(Work to be completed)
Within the listing below, locate all lines containing the word "Цена". Copy each one.

>> start Supplied data

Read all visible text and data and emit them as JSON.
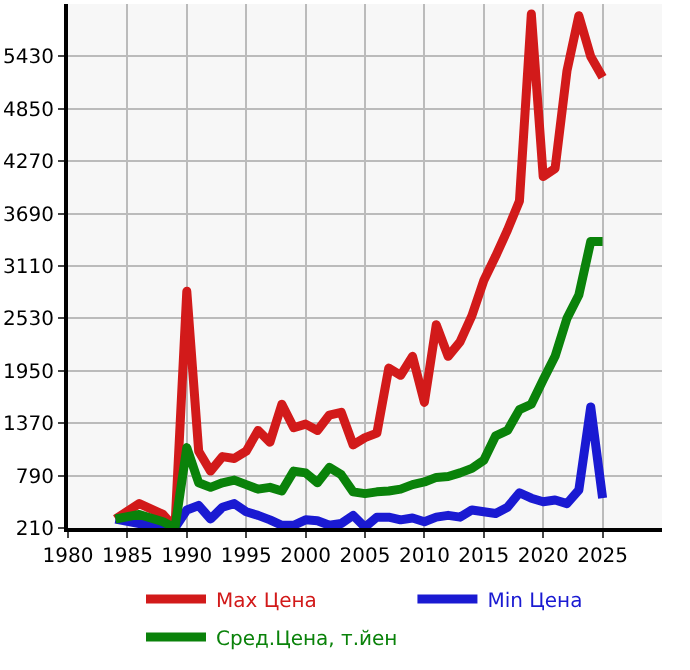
{
  "chart_data": {
    "type": "line",
    "x": [
      1984,
      1986,
      1988,
      1989,
      1990,
      1991,
      1992,
      1993,
      1994,
      1995,
      1996,
      1997,
      1998,
      1999,
      2000,
      2001,
      2002,
      2003,
      2004,
      2005,
      2006,
      2007,
      2008,
      2009,
      2010,
      2011,
      2012,
      2013,
      2014,
      2015,
      2016,
      2017,
      2018,
      2019,
      2020,
      2021,
      2022,
      2023,
      2024,
      2025
    ],
    "series": [
      {
        "name": "Max Цена",
        "color": "#d21a1a",
        "values": [
          310,
          480,
          360,
          210,
          2830,
          1060,
          840,
          1000,
          980,
          1060,
          1290,
          1160,
          1580,
          1320,
          1360,
          1290,
          1460,
          1490,
          1130,
          1210,
          1260,
          1980,
          1900,
          2110,
          1600,
          2460,
          2110,
          2270,
          2560,
          2950,
          3220,
          3510,
          3830,
          5900,
          4100,
          4190,
          5270,
          5880,
          5430,
          5200
        ]
      },
      {
        "name": "Min Цена",
        "color": "#1a1ad2",
        "values": [
          310,
          260,
          210,
          210,
          410,
          460,
          310,
          440,
          480,
          390,
          350,
          300,
          240,
          240,
          300,
          290,
          240,
          260,
          350,
          220,
          330,
          330,
          300,
          320,
          280,
          330,
          350,
          330,
          410,
          390,
          370,
          440,
          600,
          540,
          500,
          520,
          480,
          630,
          1550,
          540
        ]
      },
      {
        "name": "Сред.Цена, т.йен",
        "color": "#0a820a",
        "values": [
          310,
          360,
          280,
          210,
          1100,
          710,
          660,
          710,
          740,
          690,
          640,
          660,
          620,
          840,
          820,
          710,
          880,
          800,
          610,
          590,
          610,
          620,
          640,
          690,
          720,
          770,
          780,
          820,
          870,
          960,
          1230,
          1290,
          1520,
          1580,
          1850,
          2110,
          2530,
          2790,
          3380,
          3380
        ]
      }
    ],
    "xlim": [
      1980,
      2030
    ],
    "xticks": [
      1980,
      1985,
      1990,
      1995,
      2000,
      2005,
      2010,
      2015,
      2020,
      2025
    ],
    "ylim": [
      210,
      6010
    ],
    "yticks": [
      210,
      790,
      1370,
      1950,
      2530,
      3110,
      3690,
      4270,
      4850,
      5430
    ],
    "grid": true,
    "legend": "bottom",
    "marker": "none",
    "line_style": "solid"
  }
}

>> end Supplied data

(Problem solution)
        "name": "Max Цена",
        "name": "Min Цена",
        "name": "Сред.Цена, т.йен",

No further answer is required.